BEGIN EXERCISE DATA

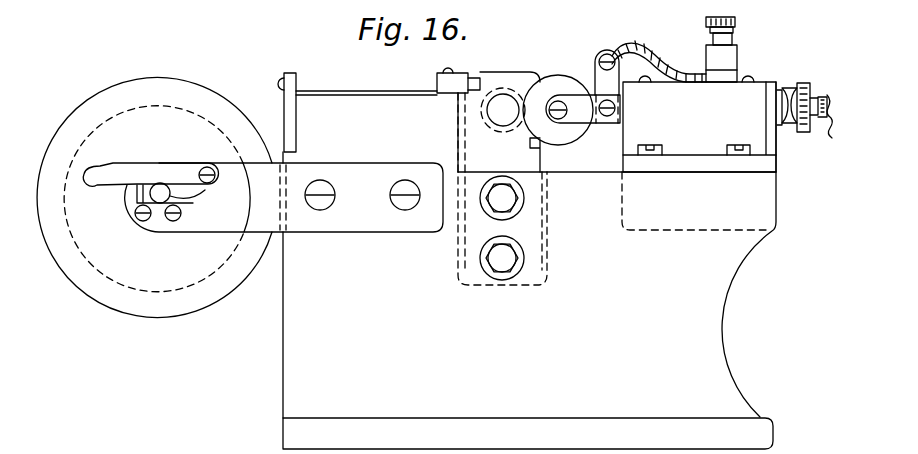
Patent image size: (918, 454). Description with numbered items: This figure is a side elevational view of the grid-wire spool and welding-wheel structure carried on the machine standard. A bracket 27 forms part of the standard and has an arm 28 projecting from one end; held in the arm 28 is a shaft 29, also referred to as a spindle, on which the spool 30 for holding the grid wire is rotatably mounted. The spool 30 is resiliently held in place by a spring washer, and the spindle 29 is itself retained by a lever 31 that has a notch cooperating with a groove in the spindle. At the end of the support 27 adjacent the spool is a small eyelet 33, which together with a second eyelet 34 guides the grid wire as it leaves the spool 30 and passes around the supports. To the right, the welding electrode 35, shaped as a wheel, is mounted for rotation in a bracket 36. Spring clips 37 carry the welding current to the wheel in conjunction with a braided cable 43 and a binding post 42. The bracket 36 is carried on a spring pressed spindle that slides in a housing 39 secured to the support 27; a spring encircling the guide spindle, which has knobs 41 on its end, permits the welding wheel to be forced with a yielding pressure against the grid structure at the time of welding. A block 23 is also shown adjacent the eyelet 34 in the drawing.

The block 23 is at (517, 78).
The bracket 27 is at (702, 325).
The arm 28 is at (372, 220).
The shaft 29 is at (170, 200).
The spool 30 is at (174, 300).
The lever 31 is at (120, 177).
The eyelet 33 is at (278, 84).
The eyelet 34 is at (480, 80).
The welding electrode 35 is at (540, 120).
The bracket 36 is at (603, 126).
The spring clips 37 is at (575, 107).
The housing 39 is at (699, 153).
The knobs 41 is at (804, 128).
The binding post 42 is at (730, 58).
The braided cable 43 is at (660, 50).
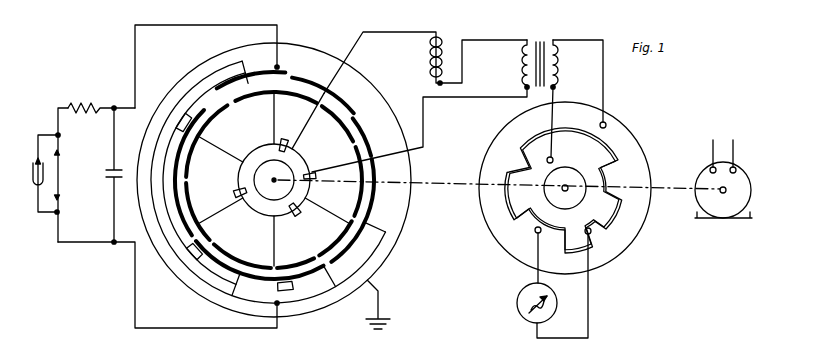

END EXERCISE DATA

• WORK REQUIRED:
Pick out every line of the items that contains the word "binding" and copy those lines. Case counts.

• THE RESULT:
Patent image size: (918, 454). Description with numbered items: This figure is a side elevational view of the grid-wire spool and welding-wheel structure carried on the machine standard. A bracket 27 forms part of the standard and has an arm 28 projecting from one end; held in the arm 28 is a shaft 29, also referred to as a spindle, on which the spool 30 for holding the grid wire is rotatably mounted. The spool 30 is resiliently held in place by a spring washer, and the spindle 29 is itself retained by a lever 31 that has a notch cooperating with a groove in the spindle. At the end of the support 27 adjacent the spool is a small eyelet 33, which together with a second eyelet 34 guides the grid wire as it leaves the spool 30 and passes around the supports. To the right, the welding electrode 35, shaped as a wheel, is mounted for rotation in a bracket 36. Spring clips 37 carry the welding current to the wheel in conjunction with a braided cable 43 and a binding post 42. The bracket 36 is carried on a spring pressed spindle that slides in a housing 39 secured to the support 27; a spring encircling the guide spindle, which has knobs 41 on its end, permits the welding wheel to be forced with a yielding pressure against the grid structure at the time of welding. A block 23 is also shown adjacent the eyelet 34 in the drawing.
The binding post 42 is at (730, 58).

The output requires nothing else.